GIVEN INSTRUCTION
Where does the string "text" appear in the records? Copy every line that contains it.

EXTRACTED RECORDS
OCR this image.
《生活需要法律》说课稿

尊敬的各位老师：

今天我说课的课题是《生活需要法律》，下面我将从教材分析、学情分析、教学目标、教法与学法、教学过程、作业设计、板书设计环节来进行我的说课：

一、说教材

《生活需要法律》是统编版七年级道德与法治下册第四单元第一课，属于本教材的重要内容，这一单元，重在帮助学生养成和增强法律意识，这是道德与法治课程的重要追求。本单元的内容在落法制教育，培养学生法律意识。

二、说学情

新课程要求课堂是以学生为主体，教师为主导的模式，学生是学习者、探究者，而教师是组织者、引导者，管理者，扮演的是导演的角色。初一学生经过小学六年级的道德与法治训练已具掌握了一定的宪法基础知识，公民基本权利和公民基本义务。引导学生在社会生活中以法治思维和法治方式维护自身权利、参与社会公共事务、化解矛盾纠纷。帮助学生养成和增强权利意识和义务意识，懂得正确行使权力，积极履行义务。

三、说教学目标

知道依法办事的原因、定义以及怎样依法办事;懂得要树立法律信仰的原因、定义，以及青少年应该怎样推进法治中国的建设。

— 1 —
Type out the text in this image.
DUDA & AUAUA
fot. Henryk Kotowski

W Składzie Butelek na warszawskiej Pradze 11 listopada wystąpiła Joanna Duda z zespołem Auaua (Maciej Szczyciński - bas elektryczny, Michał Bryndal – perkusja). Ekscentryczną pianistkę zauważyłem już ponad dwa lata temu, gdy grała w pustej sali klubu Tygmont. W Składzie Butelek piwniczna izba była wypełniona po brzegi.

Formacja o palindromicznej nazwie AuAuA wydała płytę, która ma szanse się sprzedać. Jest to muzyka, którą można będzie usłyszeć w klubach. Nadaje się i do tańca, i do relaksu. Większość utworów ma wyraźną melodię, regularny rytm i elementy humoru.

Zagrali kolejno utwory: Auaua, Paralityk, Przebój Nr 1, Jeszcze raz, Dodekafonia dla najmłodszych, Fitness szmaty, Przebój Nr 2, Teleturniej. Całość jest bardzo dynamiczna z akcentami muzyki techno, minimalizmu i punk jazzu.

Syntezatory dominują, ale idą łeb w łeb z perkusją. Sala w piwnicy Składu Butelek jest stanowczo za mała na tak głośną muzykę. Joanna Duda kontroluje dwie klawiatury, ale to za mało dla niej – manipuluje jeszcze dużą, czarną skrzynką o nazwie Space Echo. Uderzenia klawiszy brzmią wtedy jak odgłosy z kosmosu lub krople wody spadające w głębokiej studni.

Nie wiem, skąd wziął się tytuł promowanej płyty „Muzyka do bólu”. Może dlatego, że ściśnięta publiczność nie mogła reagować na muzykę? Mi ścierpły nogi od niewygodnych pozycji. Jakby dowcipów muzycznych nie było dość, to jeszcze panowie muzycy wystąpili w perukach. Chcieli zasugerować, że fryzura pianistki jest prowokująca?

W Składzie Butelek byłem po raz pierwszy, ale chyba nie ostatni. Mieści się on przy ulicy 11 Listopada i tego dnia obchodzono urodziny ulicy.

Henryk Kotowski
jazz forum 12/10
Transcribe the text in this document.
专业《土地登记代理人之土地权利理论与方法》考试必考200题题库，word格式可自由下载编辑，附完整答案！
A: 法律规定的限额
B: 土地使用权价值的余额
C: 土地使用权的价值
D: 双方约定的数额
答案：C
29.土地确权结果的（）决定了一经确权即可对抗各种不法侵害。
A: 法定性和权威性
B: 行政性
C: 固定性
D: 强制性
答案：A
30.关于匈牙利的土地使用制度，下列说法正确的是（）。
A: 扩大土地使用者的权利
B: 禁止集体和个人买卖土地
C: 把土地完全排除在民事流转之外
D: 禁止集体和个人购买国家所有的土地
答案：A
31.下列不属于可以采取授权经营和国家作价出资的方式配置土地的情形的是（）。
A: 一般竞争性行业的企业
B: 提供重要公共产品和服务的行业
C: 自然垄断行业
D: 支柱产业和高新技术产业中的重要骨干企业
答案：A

CORRECT RESPONSE
Type out the text in this image.
Transcribe the text in this document.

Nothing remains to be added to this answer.